--- START ---

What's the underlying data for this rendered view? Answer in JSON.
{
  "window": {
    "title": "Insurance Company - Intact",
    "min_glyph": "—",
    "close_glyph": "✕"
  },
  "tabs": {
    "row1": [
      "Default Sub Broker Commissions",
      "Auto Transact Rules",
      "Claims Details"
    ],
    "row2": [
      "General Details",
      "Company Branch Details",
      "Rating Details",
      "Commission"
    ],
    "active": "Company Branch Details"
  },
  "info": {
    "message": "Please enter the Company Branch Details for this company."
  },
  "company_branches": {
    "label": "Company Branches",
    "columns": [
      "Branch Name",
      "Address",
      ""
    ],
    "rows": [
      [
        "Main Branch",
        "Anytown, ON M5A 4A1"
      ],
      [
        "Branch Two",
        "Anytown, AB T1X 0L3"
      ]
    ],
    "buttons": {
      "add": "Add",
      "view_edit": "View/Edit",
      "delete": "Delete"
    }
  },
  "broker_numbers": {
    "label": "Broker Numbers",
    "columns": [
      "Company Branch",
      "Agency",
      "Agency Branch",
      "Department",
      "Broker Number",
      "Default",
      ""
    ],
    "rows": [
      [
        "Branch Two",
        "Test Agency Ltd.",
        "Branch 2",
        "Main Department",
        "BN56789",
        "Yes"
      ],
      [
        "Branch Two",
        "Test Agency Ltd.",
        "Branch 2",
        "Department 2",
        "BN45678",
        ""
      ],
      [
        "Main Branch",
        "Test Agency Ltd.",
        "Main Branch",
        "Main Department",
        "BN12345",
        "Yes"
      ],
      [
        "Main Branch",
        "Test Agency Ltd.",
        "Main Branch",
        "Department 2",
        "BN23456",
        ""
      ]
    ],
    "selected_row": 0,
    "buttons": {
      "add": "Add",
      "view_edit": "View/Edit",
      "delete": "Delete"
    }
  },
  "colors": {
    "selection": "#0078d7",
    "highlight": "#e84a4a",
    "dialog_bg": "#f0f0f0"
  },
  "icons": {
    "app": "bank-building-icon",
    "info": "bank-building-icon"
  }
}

--- END ---

Transcribe all the entries, keeping each one exactly as it is.

What's the underlying data for this rendered view? Answer in JSON.
{
  "window": {
    "title": "Insurance Company - Intact",
    "min_glyph": "—",
    "close_glyph": "✕"
  },
  "tabs": {
    "row1": [
      "Default Sub Broker Commissions",
      "Auto Transact Rules",
      "Claims Details"
    ],
    "row2": [
      "General Details",
      "Company Branch Details",
      "Rating Details",
      "Commission"
    ],
    "active": "Company Branch Details"
  },
  "info": {
    "message": "Please enter the Company Branch Details for this company."
  },
  "company_branches": {
    "label": "Company Branches",
    "columns": [
      "Branch Name",
      "Address",
      ""
    ],
    "rows": [
      [
        "Main Branch",
        "Anytown, ON M5A 4A1"
      ],
      [
        "Branch Two",
        "Anytown, AB T1X 0L3"
      ]
    ],
    "buttons": {
      "add": "Add",
      "view_edit": "View/Edit",
      "delete": "Delete"
    }
  },
  "broker_numbers": {
    "label": "Broker Numbers",
    "columns": [
      "Company Branch",
      "Agency",
      "Agency Branch",
      "Department",
      "Broker Number",
      "Default",
      ""
    ],
    "rows": [
      [
        "Branch Two",
        "Test Agency Ltd.",
        "Branch 2",
        "Main Department",
        "BN56789",
        "Yes"
      ],
      [
        "Branch Two",
        "Test Agency Ltd.",
        "Branch 2",
        "Department 2",
        "BN45678",
        ""
      ],
      [
        "Main Branch",
        "Test Agency Ltd.",
        "Main Branch",
        "Main Department",
        "BN12345",
        "Yes"
      ],
      [
        "Main Branch",
        "Test Agency Ltd.",
        "Main Branch",
        "Department 2",
        "BN23456",
        ""
      ]
    ],
    "selected_row": 0,
    "buttons": {
      "add": "Add",
      "view_edit": "View/Edit",
      "delete": "Delete"
    }
  },
  "colors": {
    "selection": "#0078d7",
    "highlight": "#e84a4a",
    "dialog_bg": "#f0f0f0"
  },
  "icons": {
    "app": "bank-building-icon",
    "info": "bank-building-icon"
  }
}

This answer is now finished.